DATA ROWS
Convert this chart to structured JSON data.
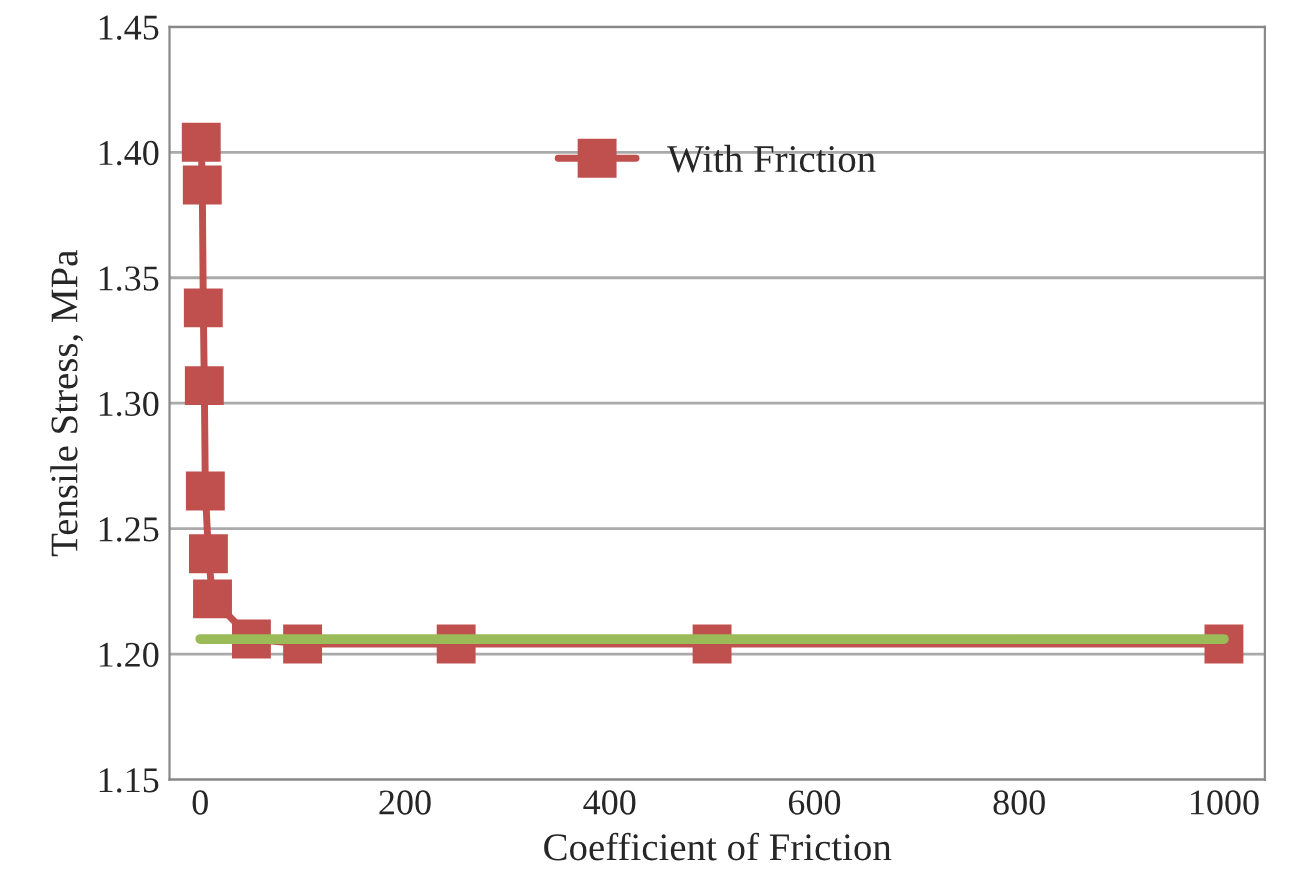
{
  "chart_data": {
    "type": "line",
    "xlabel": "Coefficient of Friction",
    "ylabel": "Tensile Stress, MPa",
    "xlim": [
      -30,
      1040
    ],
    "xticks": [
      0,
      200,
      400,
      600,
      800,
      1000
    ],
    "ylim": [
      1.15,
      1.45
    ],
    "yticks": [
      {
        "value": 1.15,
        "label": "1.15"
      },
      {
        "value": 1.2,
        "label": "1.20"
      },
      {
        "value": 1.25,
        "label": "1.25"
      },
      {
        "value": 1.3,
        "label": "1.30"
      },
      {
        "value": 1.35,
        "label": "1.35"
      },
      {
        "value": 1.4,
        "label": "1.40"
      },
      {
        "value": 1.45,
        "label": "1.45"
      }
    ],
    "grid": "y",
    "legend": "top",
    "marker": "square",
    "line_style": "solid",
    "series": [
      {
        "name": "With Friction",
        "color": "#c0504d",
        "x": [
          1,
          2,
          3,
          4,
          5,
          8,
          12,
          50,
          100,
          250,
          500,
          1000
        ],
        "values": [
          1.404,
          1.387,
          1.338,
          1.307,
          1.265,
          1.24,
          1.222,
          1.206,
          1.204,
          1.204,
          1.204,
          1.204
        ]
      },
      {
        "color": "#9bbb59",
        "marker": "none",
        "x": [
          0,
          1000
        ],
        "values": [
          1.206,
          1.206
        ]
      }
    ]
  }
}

TASK
Without the pictures, output the full listing exactly as it stands.

EXERCISE ANSWER
Convert this chart to structured JSON data.
{
  "chart_data": {
    "type": "line",
    "xlabel": "Coefficient of Friction",
    "ylabel": "Tensile Stress, MPa",
    "xlim": [
      -30,
      1040
    ],
    "xticks": [
      0,
      200,
      400,
      600,
      800,
      1000
    ],
    "ylim": [
      1.15,
      1.45
    ],
    "yticks": [
      {
        "value": 1.15,
        "label": "1.15"
      },
      {
        "value": 1.2,
        "label": "1.20"
      },
      {
        "value": 1.25,
        "label": "1.25"
      },
      {
        "value": 1.3,
        "label": "1.30"
      },
      {
        "value": 1.35,
        "label": "1.35"
      },
      {
        "value": 1.4,
        "label": "1.40"
      },
      {
        "value": 1.45,
        "label": "1.45"
      }
    ],
    "grid": "y",
    "legend": "top",
    "marker": "square",
    "line_style": "solid",
    "series": [
      {
        "name": "With Friction",
        "color": "#c0504d",
        "x": [
          1,
          2,
          3,
          4,
          5,
          8,
          12,
          50,
          100,
          250,
          500,
          1000
        ],
        "values": [
          1.404,
          1.387,
          1.338,
          1.307,
          1.265,
          1.24,
          1.222,
          1.206,
          1.204,
          1.204,
          1.204,
          1.204
        ]
      },
      {
        "color": "#9bbb59",
        "marker": "none",
        "x": [
          0,
          1000
        ],
        "values": [
          1.206,
          1.206
        ]
      }
    ]
  }
}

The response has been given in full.